→ **ENTRIES**
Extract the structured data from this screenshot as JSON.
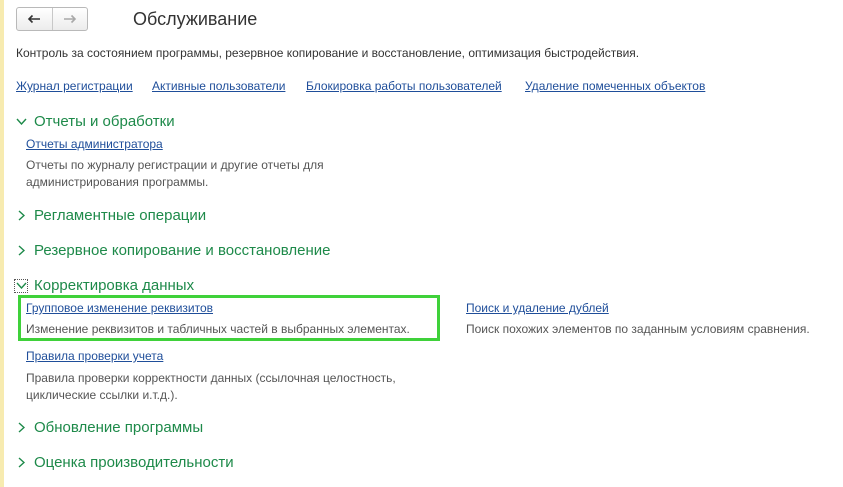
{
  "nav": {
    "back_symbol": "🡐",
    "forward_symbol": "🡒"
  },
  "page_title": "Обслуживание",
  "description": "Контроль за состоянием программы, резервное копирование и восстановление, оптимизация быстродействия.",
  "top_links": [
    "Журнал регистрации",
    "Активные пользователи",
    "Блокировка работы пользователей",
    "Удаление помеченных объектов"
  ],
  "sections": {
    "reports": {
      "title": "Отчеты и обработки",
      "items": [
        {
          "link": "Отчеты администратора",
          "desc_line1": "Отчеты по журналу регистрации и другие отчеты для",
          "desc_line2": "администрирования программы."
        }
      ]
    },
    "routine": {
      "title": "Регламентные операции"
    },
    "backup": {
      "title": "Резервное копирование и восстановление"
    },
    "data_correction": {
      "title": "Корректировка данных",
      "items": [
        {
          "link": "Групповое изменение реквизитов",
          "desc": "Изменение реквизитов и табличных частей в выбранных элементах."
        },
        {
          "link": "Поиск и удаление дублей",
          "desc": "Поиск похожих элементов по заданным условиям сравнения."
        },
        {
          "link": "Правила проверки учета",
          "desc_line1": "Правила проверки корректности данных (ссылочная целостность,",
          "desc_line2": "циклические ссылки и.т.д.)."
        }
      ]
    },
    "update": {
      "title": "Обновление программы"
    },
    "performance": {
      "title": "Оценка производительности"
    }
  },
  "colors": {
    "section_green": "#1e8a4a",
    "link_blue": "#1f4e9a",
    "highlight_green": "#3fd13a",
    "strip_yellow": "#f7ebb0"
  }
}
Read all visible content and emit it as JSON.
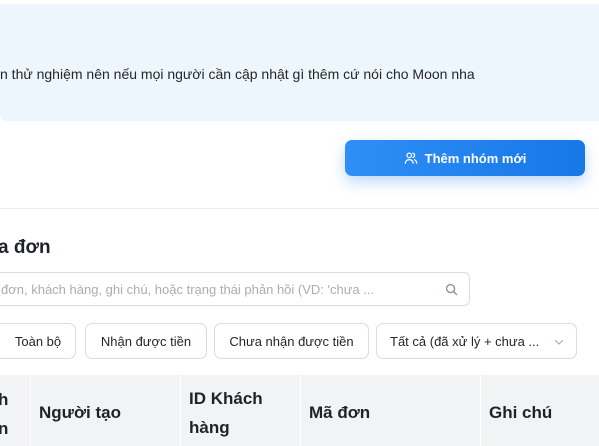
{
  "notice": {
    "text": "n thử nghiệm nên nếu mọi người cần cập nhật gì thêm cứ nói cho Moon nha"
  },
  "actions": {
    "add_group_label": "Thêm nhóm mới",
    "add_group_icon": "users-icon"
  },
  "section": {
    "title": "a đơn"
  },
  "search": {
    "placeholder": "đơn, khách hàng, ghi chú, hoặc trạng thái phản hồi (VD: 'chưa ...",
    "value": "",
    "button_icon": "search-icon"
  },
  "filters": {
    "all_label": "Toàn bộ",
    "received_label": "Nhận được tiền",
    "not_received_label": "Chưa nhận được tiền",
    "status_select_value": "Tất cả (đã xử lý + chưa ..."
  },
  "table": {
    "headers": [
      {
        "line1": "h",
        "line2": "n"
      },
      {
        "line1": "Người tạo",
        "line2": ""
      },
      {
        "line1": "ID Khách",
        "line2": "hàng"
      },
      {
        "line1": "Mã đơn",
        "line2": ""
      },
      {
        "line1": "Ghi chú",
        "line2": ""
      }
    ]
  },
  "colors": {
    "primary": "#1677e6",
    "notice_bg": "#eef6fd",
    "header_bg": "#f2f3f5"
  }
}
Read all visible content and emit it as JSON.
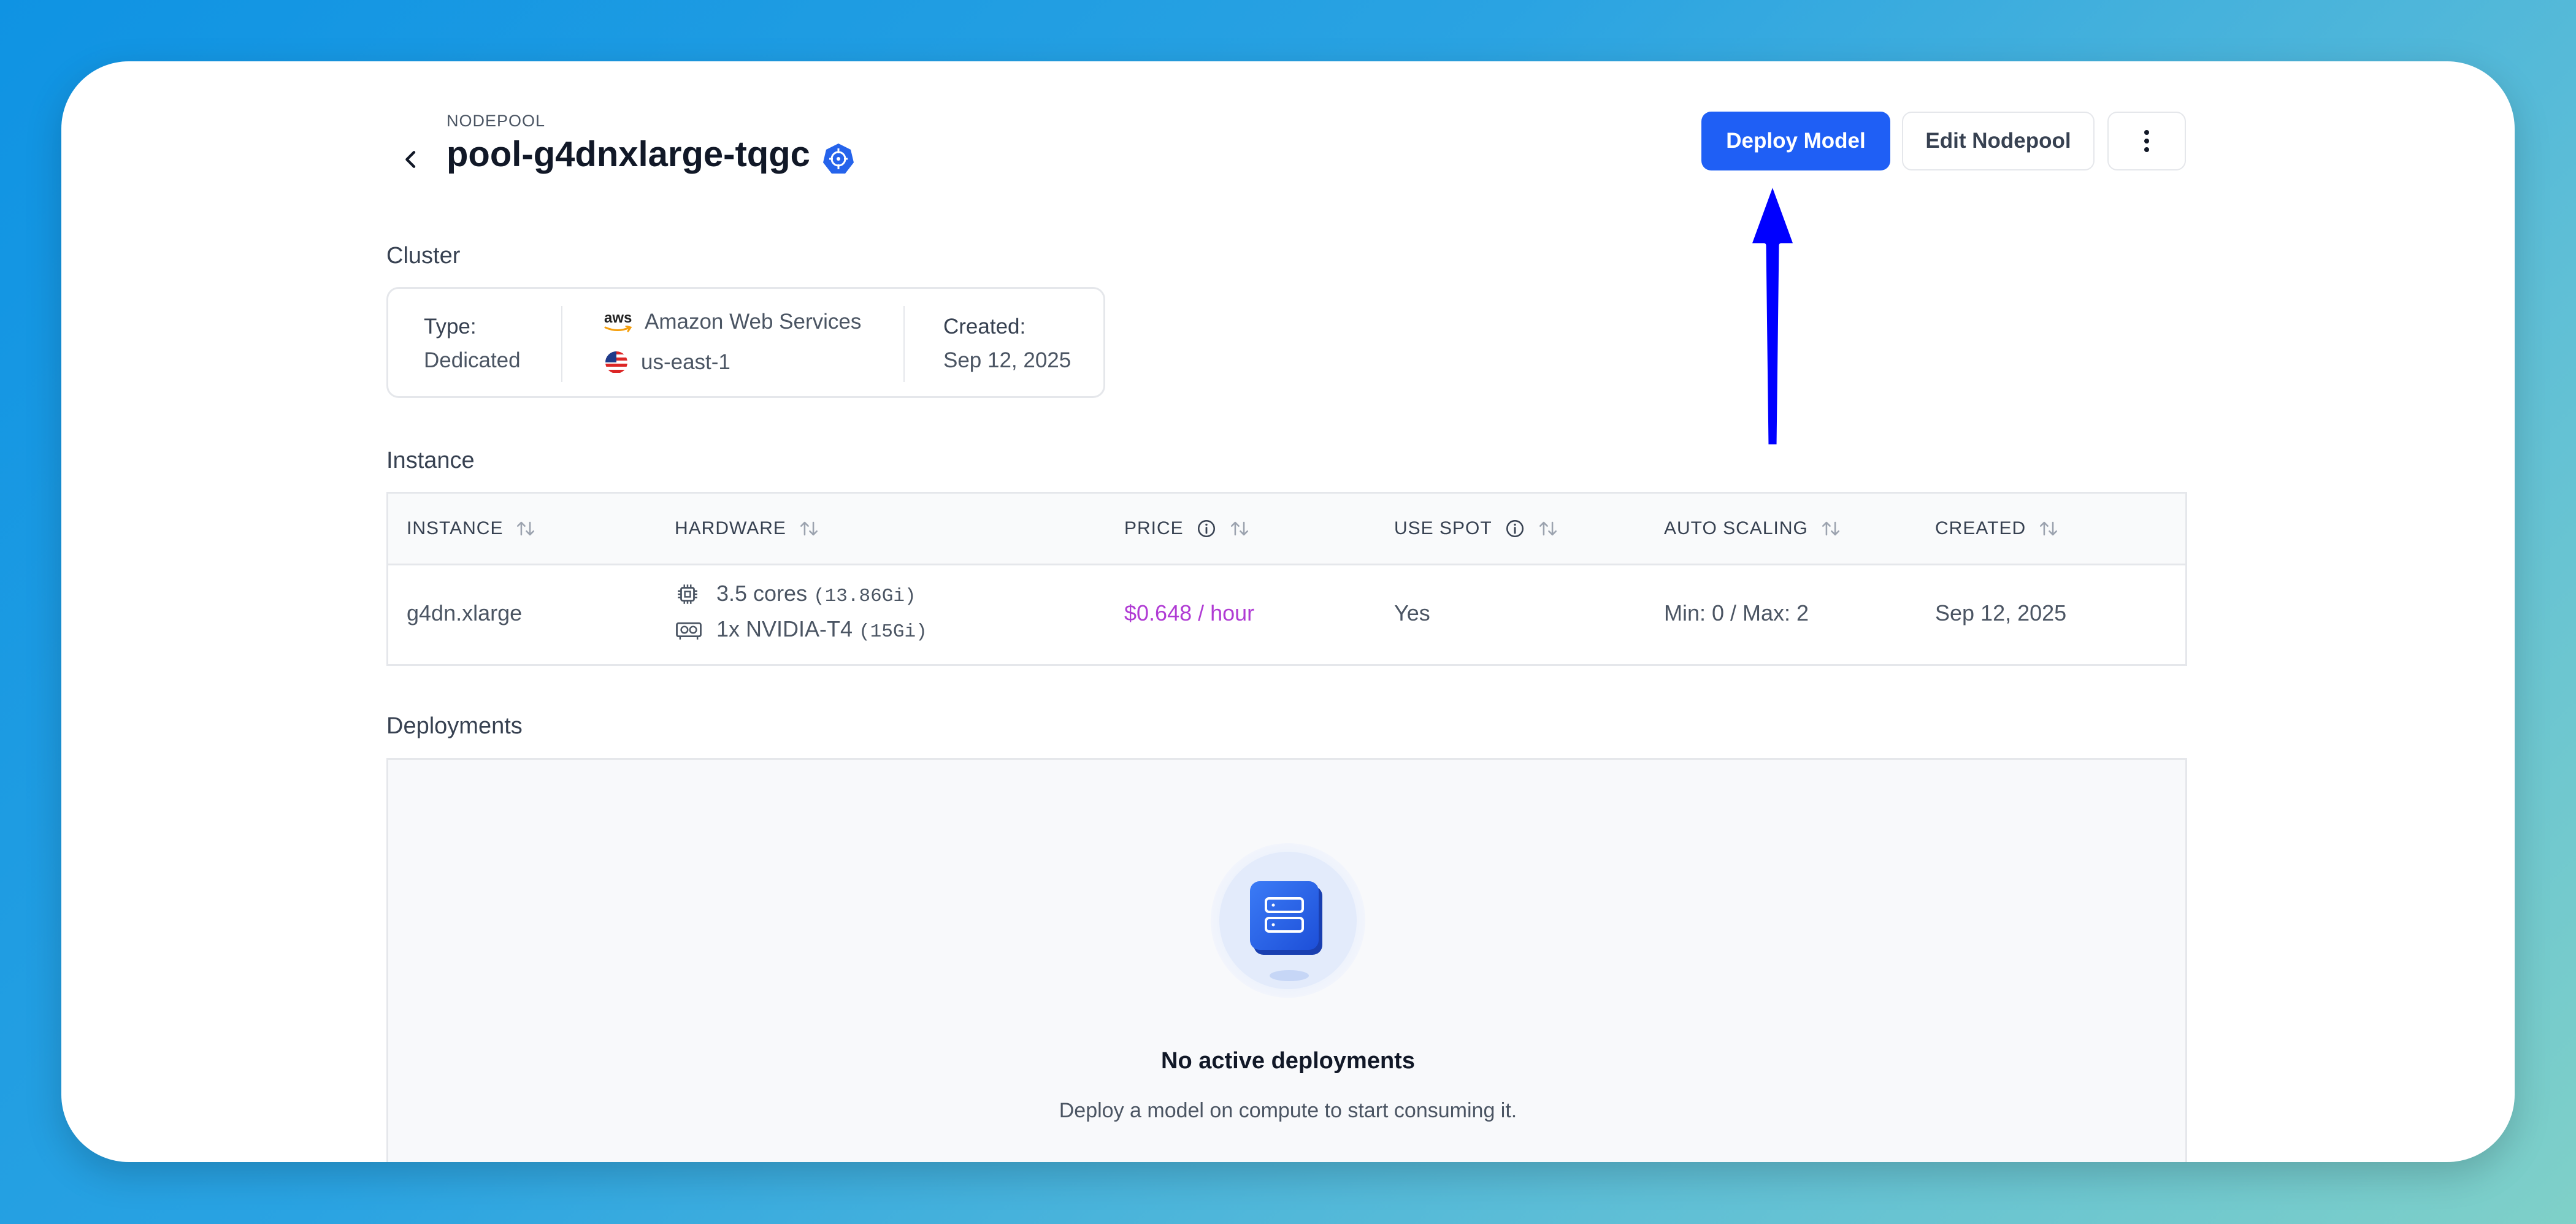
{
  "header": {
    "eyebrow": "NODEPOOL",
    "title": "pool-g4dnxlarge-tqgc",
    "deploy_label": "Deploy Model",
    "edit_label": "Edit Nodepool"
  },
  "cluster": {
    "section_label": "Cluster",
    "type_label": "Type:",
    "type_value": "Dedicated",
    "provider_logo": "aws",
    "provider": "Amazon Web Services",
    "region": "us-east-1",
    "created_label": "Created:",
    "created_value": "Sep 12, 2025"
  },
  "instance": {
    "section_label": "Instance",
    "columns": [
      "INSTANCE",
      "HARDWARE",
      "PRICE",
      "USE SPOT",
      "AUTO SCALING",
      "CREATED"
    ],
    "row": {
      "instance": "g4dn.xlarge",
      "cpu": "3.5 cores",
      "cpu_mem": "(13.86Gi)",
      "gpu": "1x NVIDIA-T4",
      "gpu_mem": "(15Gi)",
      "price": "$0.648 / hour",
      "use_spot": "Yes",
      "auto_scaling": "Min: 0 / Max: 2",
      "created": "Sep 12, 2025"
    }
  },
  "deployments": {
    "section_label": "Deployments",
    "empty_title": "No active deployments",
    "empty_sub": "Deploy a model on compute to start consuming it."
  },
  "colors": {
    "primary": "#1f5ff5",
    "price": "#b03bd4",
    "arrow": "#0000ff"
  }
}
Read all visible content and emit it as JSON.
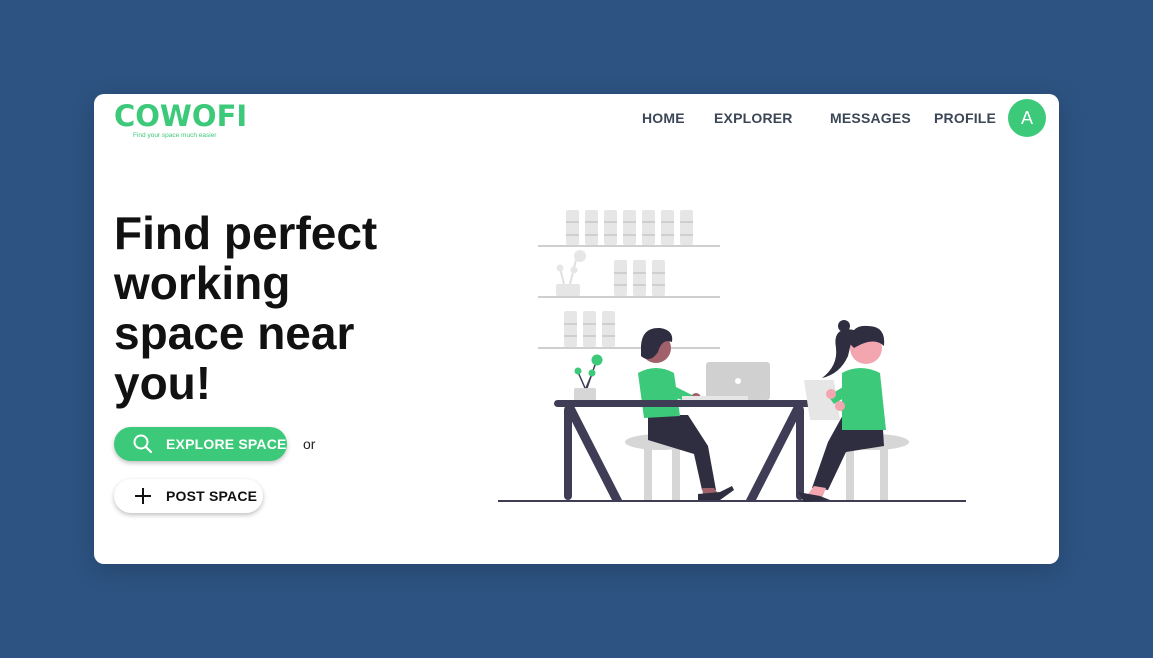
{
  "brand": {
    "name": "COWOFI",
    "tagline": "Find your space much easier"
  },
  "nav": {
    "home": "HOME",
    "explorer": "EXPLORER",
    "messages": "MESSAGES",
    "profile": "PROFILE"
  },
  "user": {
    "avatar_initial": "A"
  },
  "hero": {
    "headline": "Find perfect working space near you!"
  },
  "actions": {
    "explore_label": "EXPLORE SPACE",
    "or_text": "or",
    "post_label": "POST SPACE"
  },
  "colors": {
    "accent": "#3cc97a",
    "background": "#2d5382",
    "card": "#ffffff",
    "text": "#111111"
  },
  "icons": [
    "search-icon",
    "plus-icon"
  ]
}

→ **REQUIRED WORK**
Output the entries above exactly. Drop the pictures.

→ **COMPLETED TASK**
Extract the structured data from this screenshot as JSON.
{
  "nav": {
    "back_symbol": "🡐",
    "forward_symbol": "🡒"
  },
  "page_title": "Обслуживание",
  "description": "Контроль за состоянием программы, резервное копирование и восстановление, оптимизация быстродействия.",
  "top_links": [
    "Журнал регистрации",
    "Активные пользователи",
    "Блокировка работы пользователей",
    "Удаление помеченных объектов"
  ],
  "sections": {
    "reports": {
      "title": "Отчеты и обработки",
      "items": [
        {
          "link": "Отчеты администратора",
          "desc_line1": "Отчеты по журналу регистрации и другие отчеты для",
          "desc_line2": "администрирования программы."
        }
      ]
    },
    "routine": {
      "title": "Регламентные операции"
    },
    "backup": {
      "title": "Резервное копирование и восстановление"
    },
    "data_correction": {
      "title": "Корректировка данных",
      "items": [
        {
          "link": "Групповое изменение реквизитов",
          "desc": "Изменение реквизитов и табличных частей в выбранных элементах."
        },
        {
          "link": "Поиск и удаление дублей",
          "desc": "Поиск похожих элементов по заданным условиям сравнения."
        },
        {
          "link": "Правила проверки учета",
          "desc_line1": "Правила проверки корректности данных (ссылочная целостность,",
          "desc_line2": "циклические ссылки и.т.д.)."
        }
      ]
    },
    "update": {
      "title": "Обновление программы"
    },
    "performance": {
      "title": "Оценка производительности"
    }
  },
  "colors": {
    "section_green": "#1e8a4a",
    "link_blue": "#1f4e9a",
    "highlight_green": "#3fd13a",
    "strip_yellow": "#f7ebb0"
  }
}
Read all visible content and emit it as JSON.
{
  "notice": {
    "text": "n thử nghiệm nên nếu mọi người cần cập nhật gì thêm cứ nói cho Moon nha"
  },
  "actions": {
    "add_group_label": "Thêm nhóm mới",
    "add_group_icon": "users-icon"
  },
  "section": {
    "title": "a đơn"
  },
  "search": {
    "placeholder": "đơn, khách hàng, ghi chú, hoặc trạng thái phản hồi (VD: 'chưa ...",
    "value": "",
    "button_icon": "search-icon"
  },
  "filters": {
    "all_label": "Toàn bộ",
    "received_label": "Nhận được tiền",
    "not_received_label": "Chưa nhận được tiền",
    "status_select_value": "Tất cả (đã xử lý + chưa ..."
  },
  "table": {
    "headers": [
      {
        "line1": "h",
        "line2": "n"
      },
      {
        "line1": "Người tạo",
        "line2": ""
      },
      {
        "line1": "ID Khách",
        "line2": "hàng"
      },
      {
        "line1": "Mã đơn",
        "line2": ""
      },
      {
        "line1": "Ghi chú",
        "line2": ""
      }
    ]
  },
  "colors": {
    "primary": "#1677e6",
    "notice_bg": "#eef6fd",
    "header_bg": "#f2f3f5"
  }
}
Read all visible content and emit it as JSON.
{
  "header": {
    "eyebrow": "NODEPOOL",
    "title": "pool-g4dnxlarge-tqgc",
    "deploy_label": "Deploy Model",
    "edit_label": "Edit Nodepool"
  },
  "cluster": {
    "section_label": "Cluster",
    "type_label": "Type:",
    "type_value": "Dedicated",
    "provider_logo": "aws",
    "provider": "Amazon Web Services",
    "region": "us-east-1",
    "created_label": "Created:",
    "created_value": "Sep 12, 2025"
  },
  "instance": {
    "section_label": "Instance",
    "columns": [
      "INSTANCE",
      "HARDWARE",
      "PRICE",
      "USE SPOT",
      "AUTO SCALING",
      "CREATED"
    ],
    "row": {
      "instance": "g4dn.xlarge",
      "cpu": "3.5 cores",
      "cpu_mem": "(13.86Gi)",
      "gpu": "1x NVIDIA-T4",
      "gpu_mem": "(15Gi)",
      "price": "$0.648 / hour",
      "use_spot": "Yes",
      "auto_scaling": "Min: 0 / Max: 2",
      "created": "Sep 12, 2025"
    }
  },
  "deployments": {
    "section_label": "Deployments",
    "empty_title": "No active deployments",
    "empty_sub": "Deploy a model on compute to start consuming it."
  },
  "colors": {
    "primary": "#1f5ff5",
    "price": "#b03bd4",
    "arrow": "#0000ff"
  }
}
Read all visible content and emit it as JSON.
{
  "brand": {
    "name": "COWOFI",
    "tagline": "Find your space much easier"
  },
  "nav": {
    "home": "HOME",
    "explorer": "EXPLORER",
    "messages": "MESSAGES",
    "profile": "PROFILE"
  },
  "user": {
    "avatar_initial": "A"
  },
  "hero": {
    "headline": "Find perfect working space near you!"
  },
  "actions": {
    "explore_label": "EXPLORE SPACE",
    "or_text": "or",
    "post_label": "POST SPACE"
  },
  "colors": {
    "accent": "#3cc97a",
    "background": "#2d5382",
    "card": "#ffffff",
    "text": "#111111"
  },
  "icons": [
    "search-icon",
    "plus-icon"
  ]
}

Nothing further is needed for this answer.